▶ [Aim of the task]: Without including the pictures, copy out every line below.
begin Extracted material
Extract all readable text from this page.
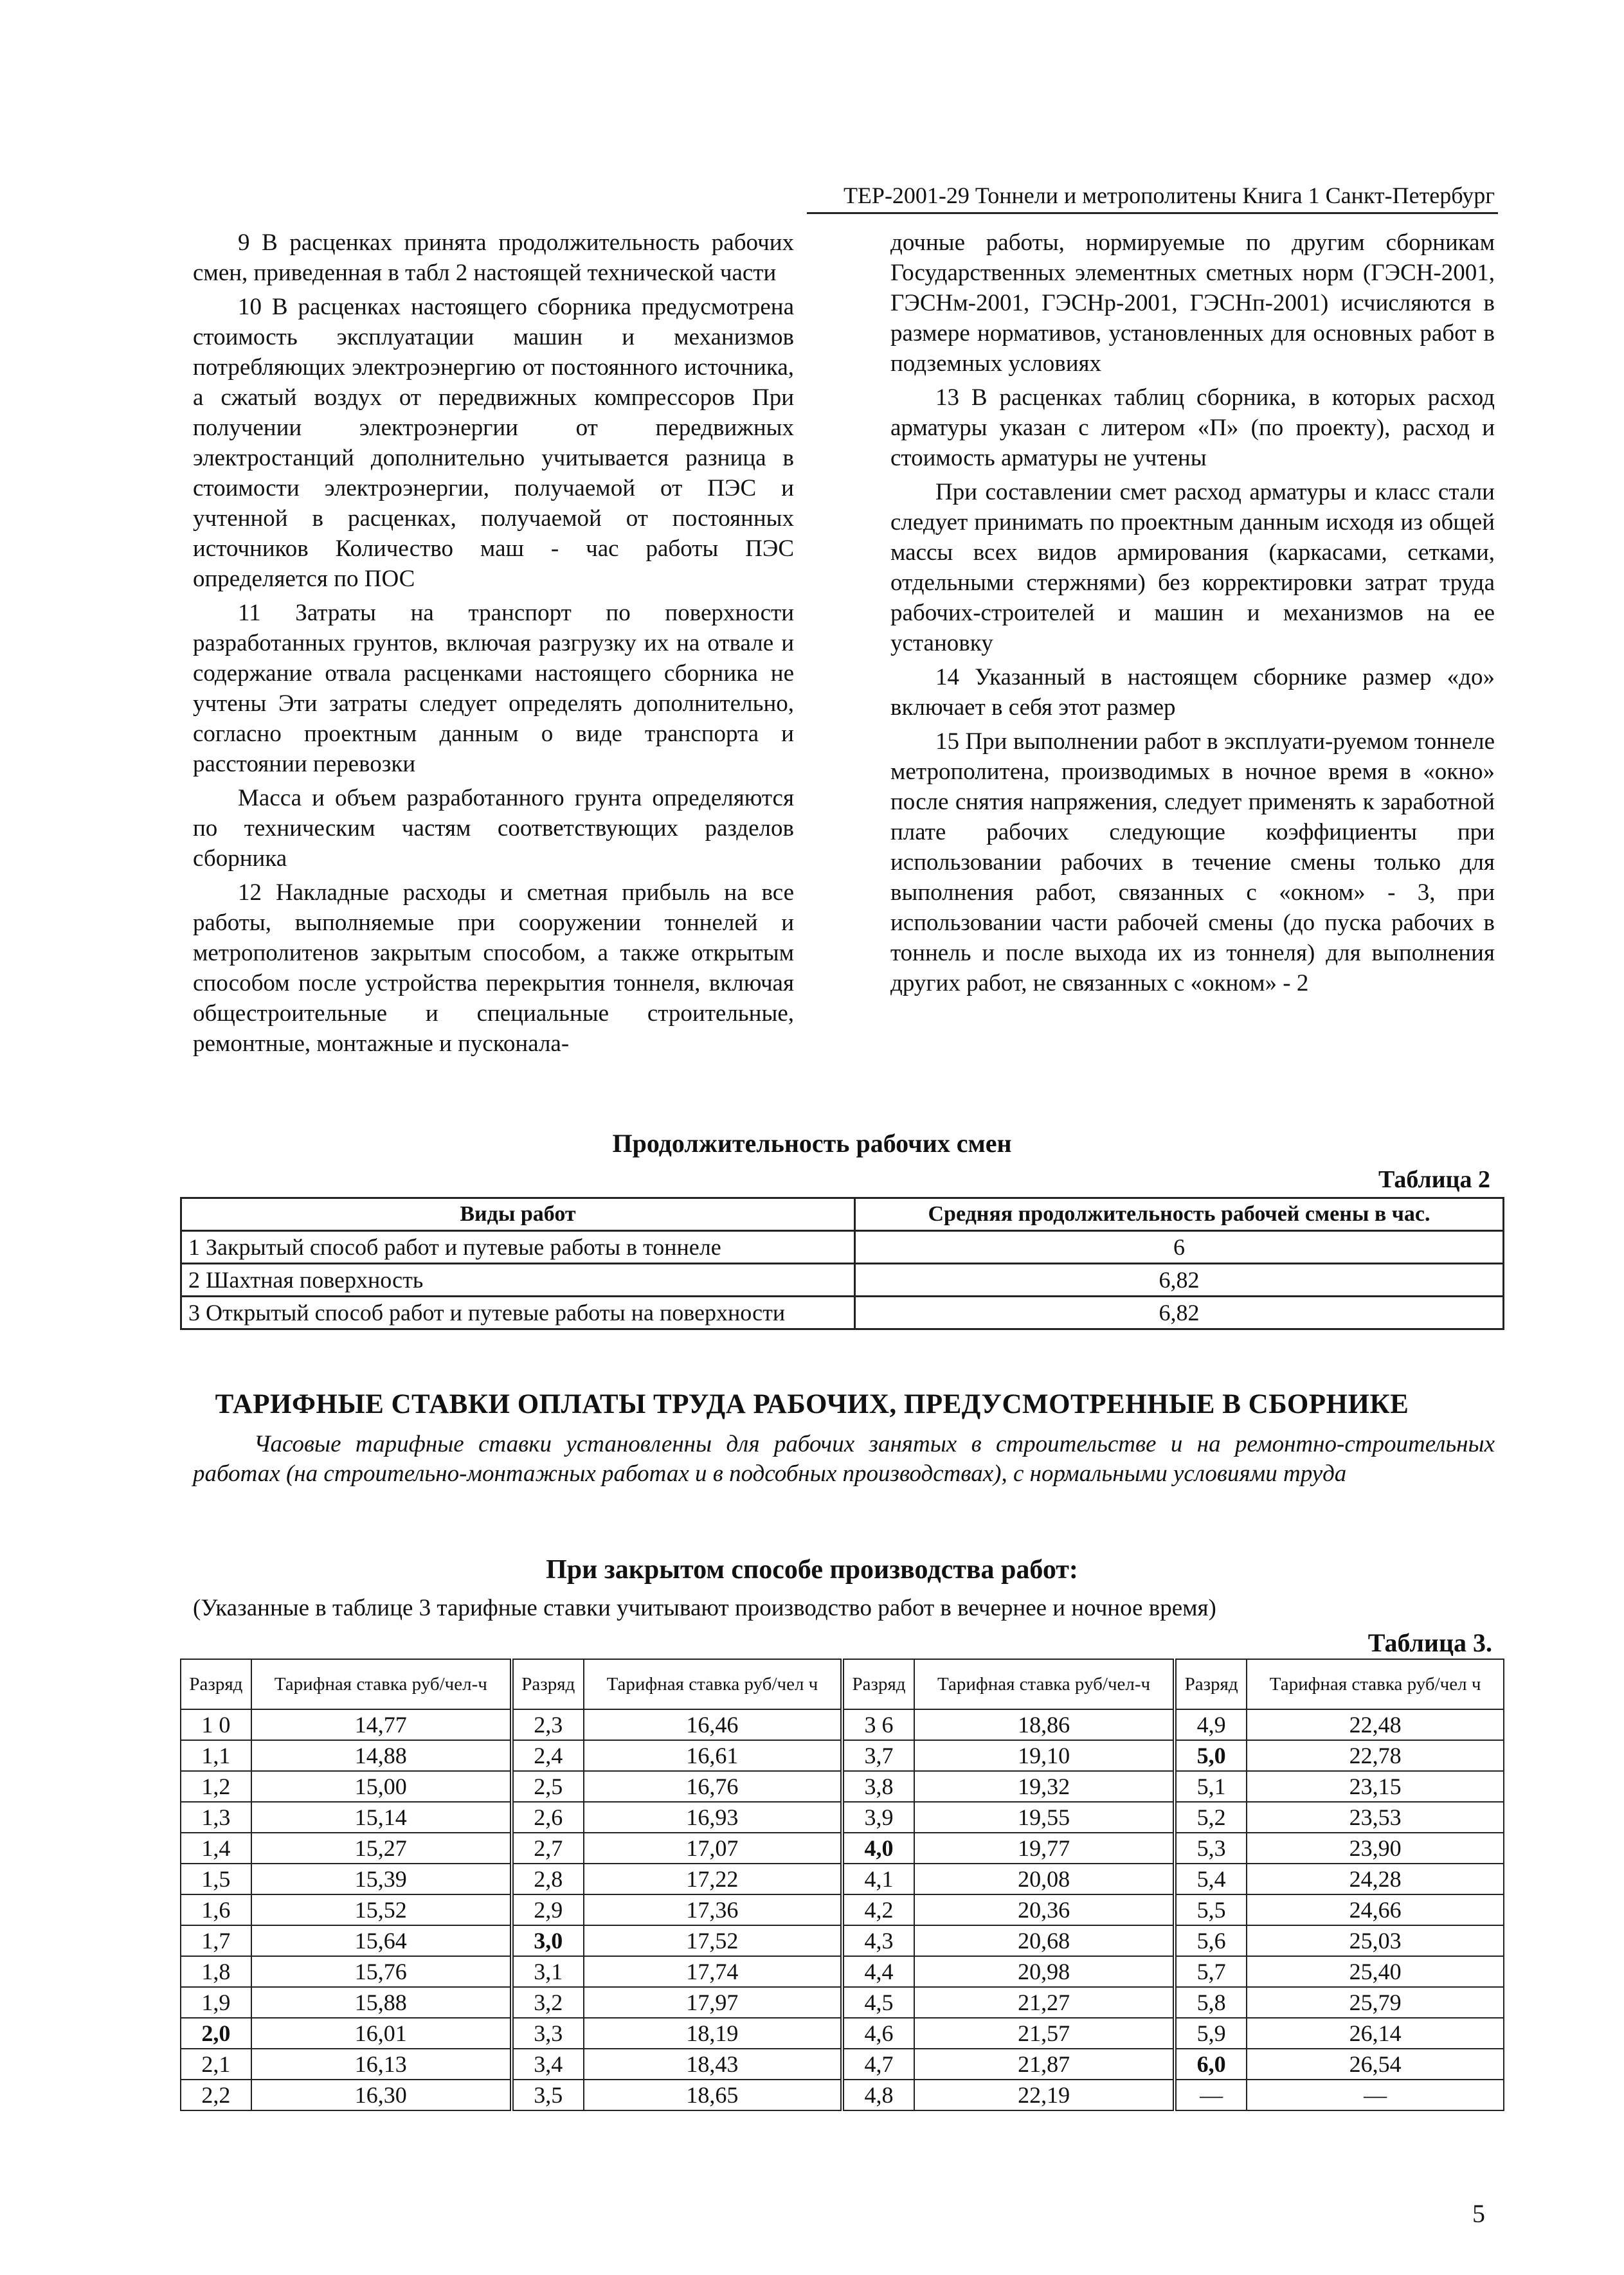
ТЕР-2001-29 Тоннели и метрополитены Книга 1 Санкт-Петербург

9 В расценках принята продолжительность рабочих смен, приведенная в табл 2 настоящей технической части

10 В расценках настоящего сборника предусмотрена стоимость эксплуатации машин и механизмов потребляющих электроэнергию от постоянного источника, а сжатый воздух от передвижных компрессоров При получении электроэнергии от передвижных электростанций дополнительно учитывается разница в стоимости электроэнергии, получаемой от ПЭС и учтенной в расценках, получаемой от постоянных источников Количество маш - час работы ПЭС определяется по ПОС

11 Затраты на транспорт по поверхности разработанных грунтов, включая разгрузку их на отвале и содержание отвала расценками настоящего сборника не учтены Эти затраты следует определять дополнительно, согласно проектным данным о виде транспорта и расстоянии перевозки

Масса и объем разработанного грунта определяются по техническим частям соответствующих разделов сборника

12 Накладные расходы и сметная прибыль на все работы, выполняемые при сооружении тоннелей и метрополитенов закрытым способом, а также открытым способом после устройства перекрытия тоннеля, включая общестроительные и специальные строительные, ремонтные, монтажные и пусконала-

дочные работы, нормируемые по другим сборникам Государственных элементных сметных норм (ГЭСН-2001, ГЭСНм-2001, ГЭСНр-2001, ГЭСНп-2001) исчисляются в размере нормативов, установленных для основных работ в подземных условиях

13 В расценках таблиц сборника, в которых расход арматуры указан с литером «П» (по проекту), расход и стоимость арматуры не учтены

При составлении смет расход арматуры и класс стали следует принимать по проектным данным исходя из общей массы всех видов армирования (каркасами, сетками, отдельными стержнями) без корректировки затрат труда рабочих-строителей и машин и механизмов на ее установку

14 Указанный в настоящем сборнике размер «до» включает в себя этот размер

15 При выполнении работ в эксплуати-руемом тоннеле метрополитена, производимых в ночное время в «окно» после снятия напряжения, следует применять к заработной плате рабочих следующие коэффициенты при использовании рабочих в течение смены только для выполнения работ, связанных с «окном» - 3, при использовании части рабочей смены (до пуска рабочих в тоннель и после выхода их из тоннеля) для выполнения других работ, не связанных с «окном» - 2

Продолжительность рабочих смен
Таблица 2
Виды работ	Средняя продолжительность рабочей смены в час.
1 Закрытый способ работ и путевые работы в тоннеле	6
2 Шахтная поверхность	6,82
3 Открытый способ работ и путевые работы на поверхности	6,82
ТАРИФНЫЕ СТАВКИ ОПЛАТЫ ТРУДА РАБОЧИХ, ПРЕДУСМОТРЕННЫЕ В СБОРНИКЕ
Часовые тарифные ставки установленны для рабочих занятых в строительстве и на ремонтно-строительных работах (на строительно-монтажных работах и в подсобных производствах), с нормальными условиями труда
При закрытом способе производства работ:
(Указанные в таблице 3 тарифные ставки учитывают производство работ в вечернее и ночное время)
Таблица 3.
Разряд	Тарифная ставка руб/чел-ч	Разряд	Тарифная ставка руб/чел ч	Разряд	Тарифная ставка руб/чел-ч	Разряд	Тарифная ставка руб/чел ч
1 0	14,77	2,3	16,46	3 6	18,86	4,9	22,48
1,1	14,88	2,4	16,61	3,7	19,10	5,0	22,78
1,2	15,00	2,5	16,76	3,8	19,32	5,1	23,15
1,3	15,14	2,6	16,93	3,9	19,55	5,2	23,53
1,4	15,27	2,7	17,07	4,0	19,77	5,3	23,90
1,5	15,39	2,8	17,22	4,1	20,08	5,4	24,28
1,6	15,52	2,9	17,36	4,2	20,36	5,5	24,66
1,7	15,64	3,0	17,52	4,3	20,68	5,6	25,03
1,8	15,76	3,1	17,74	4,4	20,98	5,7	25,40
1,9	15,88	3,2	17,97	4,5	21,27	5,8	25,79
2,0	16,01	3,3	18,19	4,6	21,57	5,9	26,14
2,1	16,13	3,4	18,43	4,7	21,87	6,0	26,54
2,2	16,30	3,5	18,65	4,8	22,19	—	—
5
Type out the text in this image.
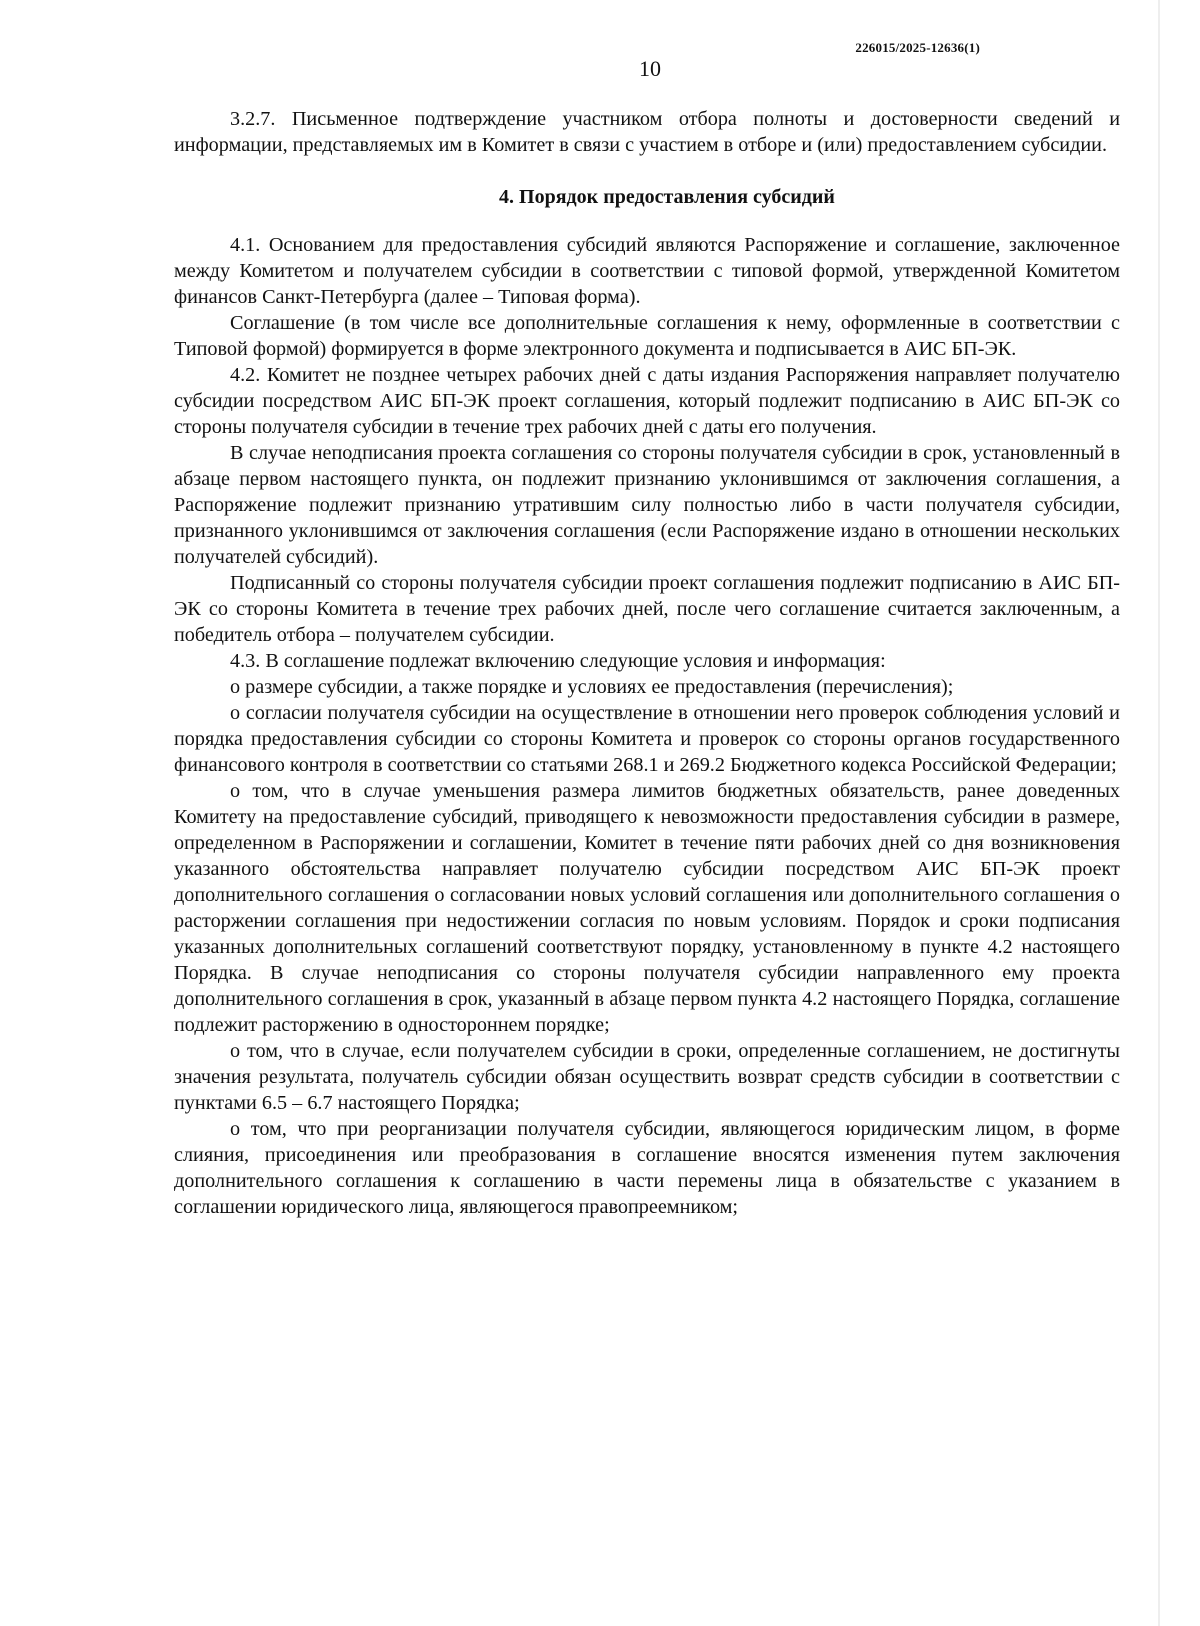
226015/2025-12636(1)
10

3.2.7. Письменное подтверждение участником отбора полноты и достоверности сведений и информации, представляемых им в Комитет в связи с участием в отборе и (или) предоставлением субсидии.

4. Порядок предоставления субсидий

4.1. Основанием для предоставления субсидий являются Распоряжение и соглашение, заключенное между Комитетом и получателем субсидии в соответствии с типовой формой, утвержденной Комитетом финансов Санкт-Петербурга (далее – Типовая форма).

Соглашение (в том числе все дополнительные соглашения к нему, оформленные в соответствии с Типовой формой) формируется в форме электронного документа и подписывается в АИС БП-ЭК.

4.2. Комитет не позднее четырех рабочих дней с даты издания Распоряжения направляет получателю субсидии посредством АИС БП-ЭК проект соглашения, который подлежит подписанию в АИС БП-ЭК со стороны получателя субсидии в течение трех рабочих дней с даты его получения.

В случае неподписания проекта соглашения со стороны получателя субсидии в срок, установленный в абзаце первом настоящего пункта, он подлежит признанию уклонившимся от заключения соглашения, а Распоряжение подлежит признанию утратившим силу полностью либо в части получателя субсидии, признанного уклонившимся от заключения соглашения (если Распоряжение издано в отношении нескольких получателей субсидий).

Подписанный со стороны получателя субсидии проект соглашения подлежит подписанию в АИС БП-ЭК со стороны Комитета в течение трех рабочих дней, после чего соглашение считается заключенным, а победитель отбора – получателем субсидии.

4.3. В соглашение подлежат включению следующие условия и информация:

о размере субсидии, а также порядке и условиях ее предоставления (перечисления);

о согласии получателя субсидии на осуществление в отношении него проверок соблюдения условий и порядка предоставления субсидии со стороны Комитета и проверок со стороны органов государственного финансового контроля в соответствии со статьями 268.1 и 269.2 Бюджетного кодекса Российской Федерации;

о том, что в случае уменьшения размера лимитов бюджетных обязательств, ранее доведенных Комитету на предоставление субсидий, приводящего к невозможности предоставления субсидии в размере, определенном в Распоряжении и соглашении, Комитет в течение пяти рабочих дней со дня возникновения указанного обстоятельства направляет получателю субсидии посредством АИС БП-ЭК проект дополнительного соглашения о согласовании новых условий соглашения или дополнительного соглашения о расторжении соглашения при недостижении согласия по новым условиям. Порядок и сроки подписания указанных дополнительных соглашений соответствуют порядку, установленному в пункте 4.2 настоящего Порядка. В случае неподписания со стороны получателя субсидии направленного ему проекта дополнительного соглашения в срок, указанный в абзаце первом пункта 4.2 настоящего Порядка, соглашение подлежит расторжению в одностороннем порядке;

о том, что в случае, если получателем субсидии в сроки, определенные соглашением, не достигнуты значения результата, получатель субсидии обязан осуществить возврат средств субсидии в соответствии с пунктами 6.5 – 6.7 настоящего Порядка;

о том, что при реорганизации получателя субсидии, являющегося юридическим лицом, в форме слияния, присоединения или преобразования в соглашение вносятся изменения путем заключения дополнительного соглашения к соглашению в части перемены лица в обязательстве с указанием в соглашении юридического лица, являющегося правопреемником;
end Extracted material
▶ [Correct output]:
Extract all readable text from this page.
ТЕР-2001-29 Тоннели и метрополитены Книга 1 Санкт-Петербург

9 В расценках принята продолжительность рабочих смен, приведенная в табл 2 настоящей технической части

10 В расценках настоящего сборника предусмотрена стоимость эксплуатации машин и механизмов потребляющих электроэнергию от постоянного источника, а сжатый воздух от передвижных компрессоров При получении электроэнергии от передвижных электростанций дополнительно учитывается разница в стоимости электроэнергии, получаемой от ПЭС и учтенной в расценках, получаемой от постоянных источников Количество маш - час работы ПЭС определяется по ПОС

11 Затраты на транспорт по поверхности разработанных грунтов, включая разгрузку их на отвале и содержание отвала расценками настоящего сборника не учтены Эти затраты следует определять дополнительно, согласно проектным данным о виде транспорта и расстоянии перевозки

Масса и объем разработанного грунта определяются по техническим частям соответствующих разделов сборника

12 Накладные расходы и сметная прибыль на все работы, выполняемые при сооружении тоннелей и метрополитенов закрытым способом, а также открытым способом после устройства перекрытия тоннеля, включая общестроительные и специальные строительные, ремонтные, монтажные и пусконала-

дочные работы, нормируемые по другим сборникам Государственных элементных сметных норм (ГЭСН-2001, ГЭСНм-2001, ГЭСНр-2001, ГЭСНп-2001) исчисляются в размере нормативов, установленных для основных работ в подземных условиях

13 В расценках таблиц сборника, в которых расход арматуры указан с литером «П» (по проекту), расход и стоимость арматуры не учтены

При составлении смет расход арматуры и класс стали следует принимать по проектным данным исходя из общей массы всех видов армирования (каркасами, сетками, отдельными стержнями) без корректировки затрат труда рабочих-строителей и машин и механизмов на ее установку

14 Указанный в настоящем сборнике размер «до» включает в себя этот размер

15 При выполнении работ в эксплуати-руемом тоннеле метрополитена, производимых в ночное время в «окно» после снятия напряжения, следует применять к заработной плате рабочих следующие коэффициенты при использовании рабочих в течение смены только для выполнения работ, связанных с «окном» - 3, при использовании части рабочей смены (до пуска рабочих в тоннель и после выхода их из тоннеля) для выполнения других работ, не связанных с «окном» - 2

Продолжительность рабочих смен
Таблица 2
Виды работ	Средняя продолжительность рабочей смены в час.
1 Закрытый способ работ и путевые работы в тоннеле	6
2 Шахтная поверхность	6,82
3 Открытый способ работ и путевые работы на поверхности	6,82
ТАРИФНЫЕ СТАВКИ ОПЛАТЫ ТРУДА РАБОЧИХ, ПРЕДУСМОТРЕННЫЕ В СБОРНИКЕ
Часовые тарифные ставки установленны для рабочих занятых в строительстве и на ремонтно-строительных работах (на строительно-монтажных работах и в подсобных производствах), с нормальными условиями труда
При закрытом способе производства работ:
(Указанные в таблице 3 тарифные ставки учитывают производство работ в вечернее и ночное время)
Таблица 3.
Разряд	Тарифная ставка руб/чел-ч	Разряд	Тарифная ставка руб/чел ч	Разряд	Тарифная ставка руб/чел-ч	Разряд	Тарифная ставка руб/чел ч
1 0	14,77	2,3	16,46	3 6	18,86	4,9	22,48
1,1	14,88	2,4	16,61	3,7	19,10	5,0	22,78
1,2	15,00	2,5	16,76	3,8	19,32	5,1	23,15
1,3	15,14	2,6	16,93	3,9	19,55	5,2	23,53
1,4	15,27	2,7	17,07	4,0	19,77	5,3	23,90
1,5	15,39	2,8	17,22	4,1	20,08	5,4	24,28
1,6	15,52	2,9	17,36	4,2	20,36	5,5	24,66
1,7	15,64	3,0	17,52	4,3	20,68	5,6	25,03
1,8	15,76	3,1	17,74	4,4	20,98	5,7	25,40
1,9	15,88	3,2	17,97	4,5	21,27	5,8	25,79
2,0	16,01	3,3	18,19	4,6	21,57	5,9	26,14
2,1	16,13	3,4	18,43	4,7	21,87	6,0	26,54
2,2	16,30	3,5	18,65	4,8	22,19	—	—
5
Type out the text in this image.
226015/2025-12636(1)
10

3.2.7. Письменное подтверждение участником отбора полноты и достоверности сведений и информации, представляемых им в Комитет в связи с участием в отборе и (или) предоставлением субсидии.

4. Порядок предоставления субсидий

4.1. Основанием для предоставления субсидий являются Распоряжение и соглашение, заключенное между Комитетом и получателем субсидии в соответствии с типовой формой, утвержденной Комитетом финансов Санкт-Петербурга (далее – Типовая форма).

Соглашение (в том числе все дополнительные соглашения к нему, оформленные в соответствии с Типовой формой) формируется в форме электронного документа и подписывается в АИС БП-ЭК.

4.2. Комитет не позднее четырех рабочих дней с даты издания Распоряжения направляет получателю субсидии посредством АИС БП-ЭК проект соглашения, который подлежит подписанию в АИС БП-ЭК со стороны получателя субсидии в течение трех рабочих дней с даты его получения.

В случае неподписания проекта соглашения со стороны получателя субсидии в срок, установленный в абзаце первом настоящего пункта, он подлежит признанию уклонившимся от заключения соглашения, а Распоряжение подлежит признанию утратившим силу полностью либо в части получателя субсидии, признанного уклонившимся от заключения соглашения (если Распоряжение издано в отношении нескольких получателей субсидий).

Подписанный со стороны получателя субсидии проект соглашения подлежит подписанию в АИС БП-ЭК со стороны Комитета в течение трех рабочих дней, после чего соглашение считается заключенным, а победитель отбора – получателем субсидии.

4.3. В соглашение подлежат включению следующие условия и информация:

о размере субсидии, а также порядке и условиях ее предоставления (перечисления);

о согласии получателя субсидии на осуществление в отношении него проверок соблюдения условий и порядка предоставления субсидии со стороны Комитета и проверок со стороны органов государственного финансового контроля в соответствии со статьями 268.1 и 269.2 Бюджетного кодекса Российской Федерации;

о том, что в случае уменьшения размера лимитов бюджетных обязательств, ранее доведенных Комитету на предоставление субсидий, приводящего к невозможности предоставления субсидии в размере, определенном в Распоряжении и соглашении, Комитет в течение пяти рабочих дней со дня возникновения указанного обстоятельства направляет получателю субсидии посредством АИС БП-ЭК проект дополнительного соглашения о согласовании новых условий соглашения или дополнительного соглашения о расторжении соглашения при недостижении согласия по новым условиям. Порядок и сроки подписания указанных дополнительных соглашений соответствуют порядку, установленному в пункте 4.2 настоящего Порядка. В случае неподписания со стороны получателя субсидии направленного ему проекта дополнительного соглашения в срок, указанный в абзаце первом пункта 4.2 настоящего Порядка, соглашение подлежит расторжению в одностороннем порядке;

о том, что в случае, если получателем субсидии в сроки, определенные соглашением, не достигнуты значения результата, получатель субсидии обязан осуществить возврат средств субсидии в соответствии с пунктами 6.5 – 6.7 настоящего Порядка;

о том, что при реорганизации получателя субсидии, являющегося юридическим лицом, в форме слияния, присоединения или преобразования в соглашение вносятся изменения путем заключения дополнительного соглашения к соглашению в части перемены лица в обязательстве с указанием в соглашении юридического лица, являющегося правопреемником;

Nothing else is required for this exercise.